WORK REQUIRED:
Copy each line in which the string "autora" occurs.

PROVIDED RECORDS:
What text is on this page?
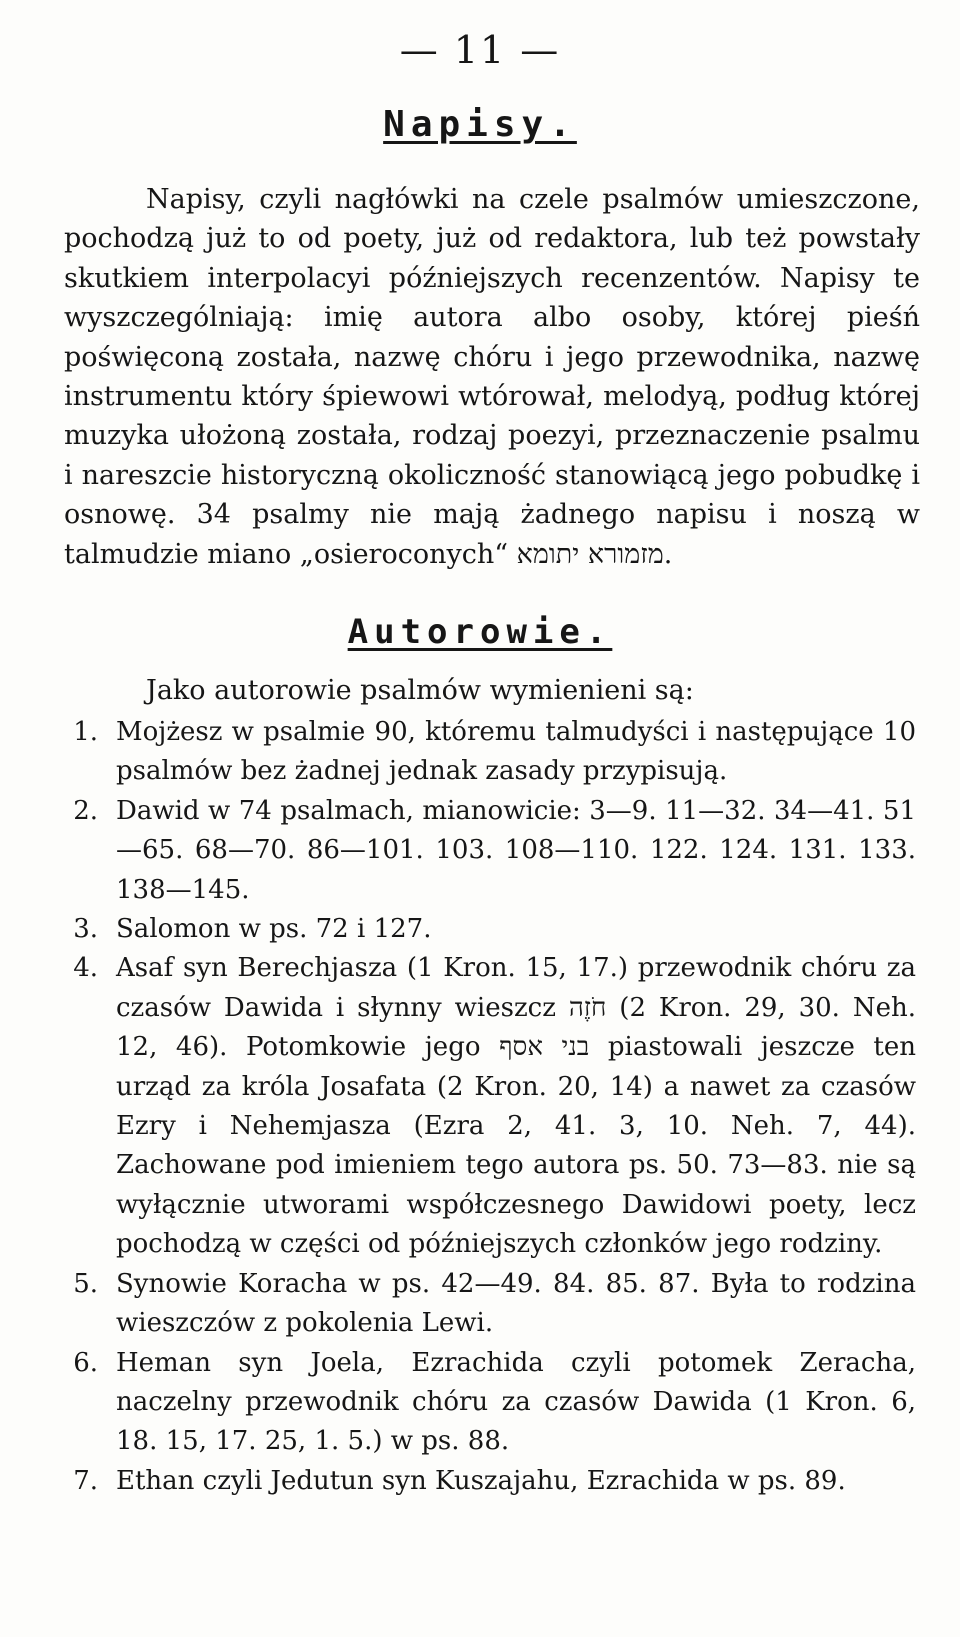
— 11 —
Napisy.
Napisy, czyli nagłówki na czele psalmów umieszczone, pochodzą już to od poety, już od redaktora, lub też powstały skutkiem interpolacyi późniejszych recenzentów. Napisy te wyszczególniają: imię autora albo osoby, której pieśń poświęconą została, nazwę chóru i jego przewodnika, nazwę instrumentu który śpiewowi wtórował, melodyą, podług której muzyka ułożoną została, rodzaj poezyi, przeznaczenie psalmu i nareszcie historyczną okoliczność stanowiącą jego pobudkę i osnowę. 34 psalmy nie mają żadnego napisu i noszą w talmudzie miano „osieroconych“ מזמורא יתומא.
Autorowie.
Jako autorowie psalmów wymienieni są:
1. Mojżesz w psalmie 90, któremu talmudyści i następujące 10 psalmów bez żadnej jednak zasady przypisują.
2. Dawid w 74 psalmach, mianowicie: 3—9. 11—32. 34—41. 51—65. 68—70. 86—101. 103. 108—110. 122. 124. 131. 133. 138—145.
3. Salomon w ps. 72 i 127.
4. Asaf syn Berechjasza (1 Kron. 15, 17.) przewodnik chóru za czasów Dawida i słynny wieszcz חֹזֶה (2 Kron. 29, 30. Neh. 12, 46). Potomkowie jego בני אסף piastowali jeszcze ten urząd za króla Josafata (2 Kron. 20, 14) a nawet za czasów Ezry i Nehemjasza (Ezra 2, 41. 3, 10. Neh. 7, 44). Zachowane pod imieniem tego autora ps. 50. 73—83. nie są wyłącznie utworami współczesnego Dawidowi poety, lecz pochodzą w części od późniejszych członków jego rodziny.
5. Synowie Koracha w ps. 42—49. 84. 85. 87. Była to rodzina wieszczów z pokolenia Lewi.
6. Heman syn Joela, Ezrachida czyli potomek Zeracha, naczelny przewodnik chóru za czasów Dawida (1 Kron. 6, 18. 15, 17. 25, 1. 5.) w ps. 88.
7. Ethan czyli Jedutun syn Kuszajahu, Ezrachida w ps. 89.
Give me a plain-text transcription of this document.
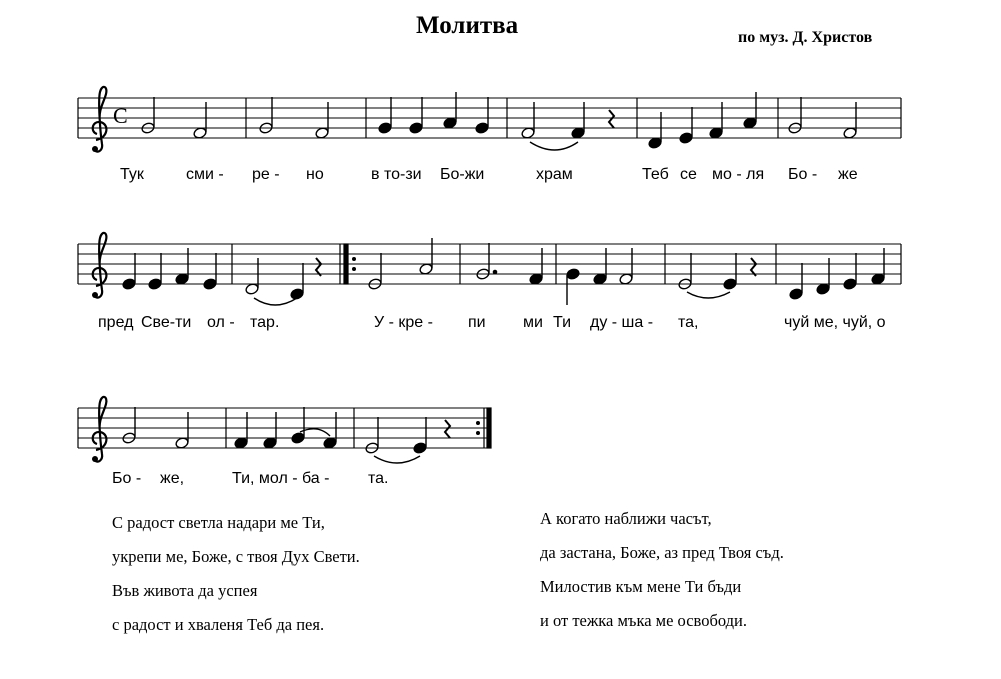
Молитва	по муз. Д. Христов
C
Тук	сми - ре - но	в то-зи Бо-жи	храм	Теб се мо - ля Бо - же
пред Све-ти ол - тар.	У - кре - пи ми Ти ду - ша - та,	чуй ме, чуй, о
Бо - же,	Ти, мол - ба - та.
С радост светла надари ме Ти,
укрепи ме, Боже, с твоя Дух Свети.
Във живота да успея
с радост и хваленя Теб да пея.
А когато наближи часът,
да застана, Боже, аз пред Твоя съд.
Милостив към мене Ти бъди
и от тежка мъка ме освободи.
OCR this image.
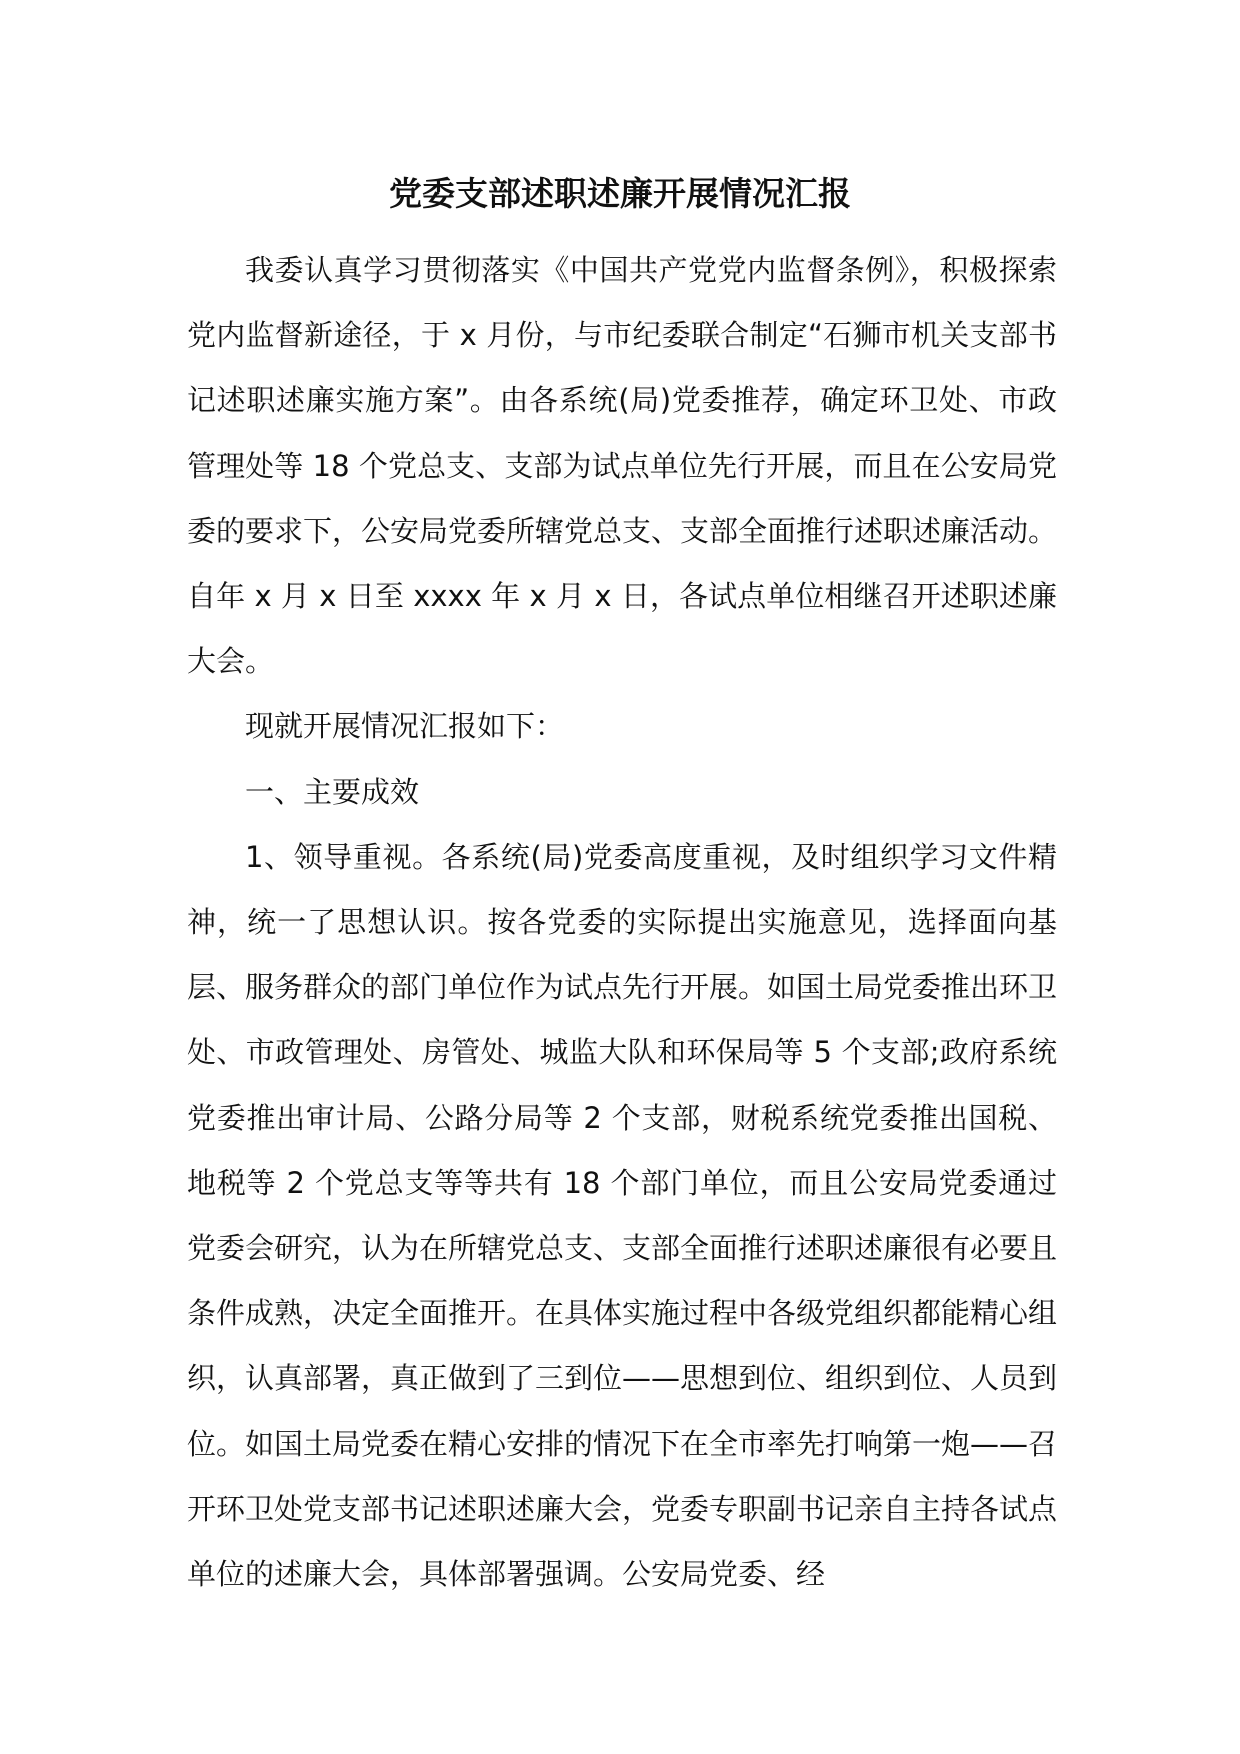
党委支部述职述廉开展情况汇报

我委认真学习贯彻落实《中国共产党党内监督条例》，积极探索党内监督新途径，于 x 月份，与市纪委联合制定“石狮市机关支部书记述职述廉实施方案”。由各系统(局)党委推荐，确定环卫处、市政管理处等 18 个党总支、支部为试点单位先行开展，而且在公安局党委的要求下，公安局党委所辖党总支、支部全面推行述职述廉活动。自年 x 月 x 日至 xxxx 年 x 月 x 日，各试点单位相继召开述职述廉大会。

现就开展情况汇报如下：

一、主要成效

1、领导重视。各系统(局)党委高度重视，及时组织学习文件精神，统一了思想认识。按各党委的实际提出实施意见，选择面向基层、服务群众的部门单位作为试点先行开展。如国土局党委推出环卫处、市政管理处、房管处、城监大队和环保局等 5 个支部;政府系统党委推出审计局、公路分局等 2 个支部，财税系统党委推出国税、地税等 2 个党总支等等共有 18 个部门单位，而且公安局党委通过党委会研究，认为在所辖党总支、支部全面推行述职述廉很有必要且条件成熟，决定全面推开。在具体实施过程中各级党组织都能精心组织，认真部署，真正做到了三到位——思想到位、组织到位、人员到位。如国土局党委在精心安排的情况下在全市率先打响第一炮——召开环卫处党支部书记述职述廉大会，党委专职副书记亲自主持各试点单位的述廉大会，具体部署强调。公安局党委、经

THE OUTPUT:
Napisy, czyli nagłówki na czele psalmów umieszczone, pochodzą już to od poety, już od redaktora, lub też powstały skutkiem interpolacyi późniejszych recenzentów. Napisy te wyszczególniają: imię autora albo osoby, której pieśń poświęconą została, nazwę chóru i jego przewodnika, nazwę instrumentu który śpiewowi wtórował, melodyą, podług której muzyka ułożoną została, rodzaj poezyi, przeznaczenie psalmu i nareszcie historyczną okoliczność stanowiącą jego pobudkę i osnowę. 34 psalmy nie mają żadnego napisu i noszą w talmudzie miano „osieroconych“ מזמורא יתומא.
4. Asaf syn Berechjasza (1 Kron. 15, 17.) przewodnik chóru za czasów Dawida i słynny wieszcz חֹזֶה (2 Kron. 29, 30. Neh. 12, 46). Potomkowie jego בני אסף piastowali jeszcze ten urząd za króla Josafata (2 Kron. 20, 14) a nawet za czasów Ezry i Nehemjasza (Ezra 2, 41. 3, 10. Neh. 7, 44). Zachowane pod imieniem tego autora ps. 50. 73—83. nie są wyłącznie utworami współczesnego Dawidowi poety, lecz pochodzą w części od późniejszych członków jego rodziny.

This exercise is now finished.